• **SOURCE PASSAGE**:
——

Histogram: To create a histogram for each level of the factor, we need to set the position argument to "identity". This creates a separate histogram for each level of the factor. To avoid the histograms being plotted on top of each other, we set the alpha argument to 0.5. This makes the histograms transparent.

Densityplot: The densityplot is similar to the histogram. We map the factor to the fill aesthetic and set the alpha argument to 0.5 to create overlayed densityplots for each level of the factor. The position argument has the same effect as for geom_histogram. The difference is that default are overlayed densityplots. Using position="stack" creates stacked densityplots.

By changing the x and y mapping, the boxplot can be made horizontal. See Figure 3.6.

Code
g <- ggplot(data=mtcars, mapping=aes(x=mpg, y=cyl, color=cyl)) +
    geom_boxplot() +
    labs(x="MPG", y="Cylinders", title="Boxplot") +
    theme(legend.position="none")
g
Horizontal boxplot grouped by a factor

Figure 3.6: Horizontal boxplot grouped by a factor

3.2 Visualizing two variables

The introductory example showed the relationship between two variables using a scatterplot. Scatterplots are a good choice if the number of data points isn’t too large. If the number of points gets larger, data points will be shown on top of each other. In this case, using transparent points, will reveal the density of the data. The argument alpha changes the transparency. alpha=1 is the default no transparency. Reducing it increases the transparency; 0 makes the point invisible. A good starting point is 0.5. Always try a variety of alpha values to see which one works best for your data. See Figure 3.7 that demonstrates the effect of adding transparency.

Code
auto <- ISLR2::Auto %>%
    mutate(cylinders=as.factor(cylinders))

g1_1 <- ggplot(data=auto, mapping=aes(x=weight, y=mpg)) +
    geom_point() +
    labs(x="Weight", y="MPG", title="Scatterplot")
g1_2 <- ggplot(data=auto, mapping=aes(x=weight, y=mpg)) +
    geom_point(alpha=0.5) +
    labs(x="Weight", y="MPG", title="Scatterplot with transparency")

——

• **Labeled region entries**:
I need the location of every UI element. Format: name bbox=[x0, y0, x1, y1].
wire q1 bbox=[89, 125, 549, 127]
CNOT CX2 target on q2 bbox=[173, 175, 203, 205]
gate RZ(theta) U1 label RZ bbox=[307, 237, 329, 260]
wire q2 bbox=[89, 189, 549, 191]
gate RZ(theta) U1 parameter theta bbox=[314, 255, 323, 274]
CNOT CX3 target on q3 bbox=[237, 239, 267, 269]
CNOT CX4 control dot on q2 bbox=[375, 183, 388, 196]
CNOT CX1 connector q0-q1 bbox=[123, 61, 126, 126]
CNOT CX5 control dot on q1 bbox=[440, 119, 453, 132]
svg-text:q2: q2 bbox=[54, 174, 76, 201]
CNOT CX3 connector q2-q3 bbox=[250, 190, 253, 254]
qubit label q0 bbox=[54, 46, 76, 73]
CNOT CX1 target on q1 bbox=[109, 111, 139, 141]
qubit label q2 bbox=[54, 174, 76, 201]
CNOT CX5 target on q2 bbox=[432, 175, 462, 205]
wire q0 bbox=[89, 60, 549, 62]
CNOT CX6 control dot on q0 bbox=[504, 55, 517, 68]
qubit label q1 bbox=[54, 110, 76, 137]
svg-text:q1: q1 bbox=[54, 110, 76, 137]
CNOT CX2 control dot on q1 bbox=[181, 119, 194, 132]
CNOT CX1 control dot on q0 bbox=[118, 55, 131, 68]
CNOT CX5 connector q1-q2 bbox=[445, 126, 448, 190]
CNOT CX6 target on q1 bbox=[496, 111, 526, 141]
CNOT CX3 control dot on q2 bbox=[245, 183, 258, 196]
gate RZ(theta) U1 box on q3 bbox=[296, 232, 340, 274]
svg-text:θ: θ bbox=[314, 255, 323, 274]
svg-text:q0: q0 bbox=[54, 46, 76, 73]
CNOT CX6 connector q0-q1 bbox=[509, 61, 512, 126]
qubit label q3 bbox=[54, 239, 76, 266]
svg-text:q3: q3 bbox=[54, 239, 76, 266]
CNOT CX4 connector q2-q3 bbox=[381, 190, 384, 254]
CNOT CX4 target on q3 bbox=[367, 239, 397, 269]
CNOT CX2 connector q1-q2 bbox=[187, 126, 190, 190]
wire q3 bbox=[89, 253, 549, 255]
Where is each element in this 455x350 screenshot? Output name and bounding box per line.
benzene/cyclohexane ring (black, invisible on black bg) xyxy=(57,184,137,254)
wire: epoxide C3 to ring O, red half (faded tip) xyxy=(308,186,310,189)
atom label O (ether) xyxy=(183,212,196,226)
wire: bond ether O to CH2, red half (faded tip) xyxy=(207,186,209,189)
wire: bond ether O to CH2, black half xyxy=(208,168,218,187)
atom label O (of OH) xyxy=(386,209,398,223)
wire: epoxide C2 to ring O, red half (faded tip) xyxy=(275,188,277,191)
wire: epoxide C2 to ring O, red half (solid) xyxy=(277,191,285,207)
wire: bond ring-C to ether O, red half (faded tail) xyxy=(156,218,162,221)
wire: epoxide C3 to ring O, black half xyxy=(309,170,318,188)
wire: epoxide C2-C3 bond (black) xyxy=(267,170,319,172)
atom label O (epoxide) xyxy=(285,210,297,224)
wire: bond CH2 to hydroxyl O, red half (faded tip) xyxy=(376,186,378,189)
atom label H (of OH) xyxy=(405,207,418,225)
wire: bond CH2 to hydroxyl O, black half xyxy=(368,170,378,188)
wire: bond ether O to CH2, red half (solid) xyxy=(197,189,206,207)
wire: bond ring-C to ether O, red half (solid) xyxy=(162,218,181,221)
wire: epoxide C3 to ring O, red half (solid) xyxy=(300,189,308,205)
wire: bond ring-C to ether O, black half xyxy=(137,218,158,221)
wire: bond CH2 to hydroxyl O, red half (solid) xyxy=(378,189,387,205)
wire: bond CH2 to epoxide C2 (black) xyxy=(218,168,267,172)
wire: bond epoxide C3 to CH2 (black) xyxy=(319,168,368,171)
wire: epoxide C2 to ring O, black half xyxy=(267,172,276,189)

——

• **TASKS AND EXERCISES**:
A) In the plotting guide, begin at the words "Densityplot: The densityplot" and stop after "See Figure 3.6.", then write that stretch out again, swapping "boxplot" for "box plot".
B) According to the plotting guide, what happens to a point when alpha is set to 0?
C) Which functions whose names begin with "geom_" appear in the plotting guide? List every one.

• **FULL ANSWERS**:
A)
Densityplot: The densityplot is similar to the histogram. We map the factor to the fill aesthetic and set the alpha argument to 0.5 to create overlayed densityplots for each level of the factor. The position argument has the same effect as for geom_histogram. The difference is that default are overlayed densityplots. Using position="stack" creates stacked densityplots.

By changing the x and y mapping, the box plot can be made horizontal. See Figure 3.6.

B) It makes the point invisible.

C) geom_histogram, geom_boxplot, geom_point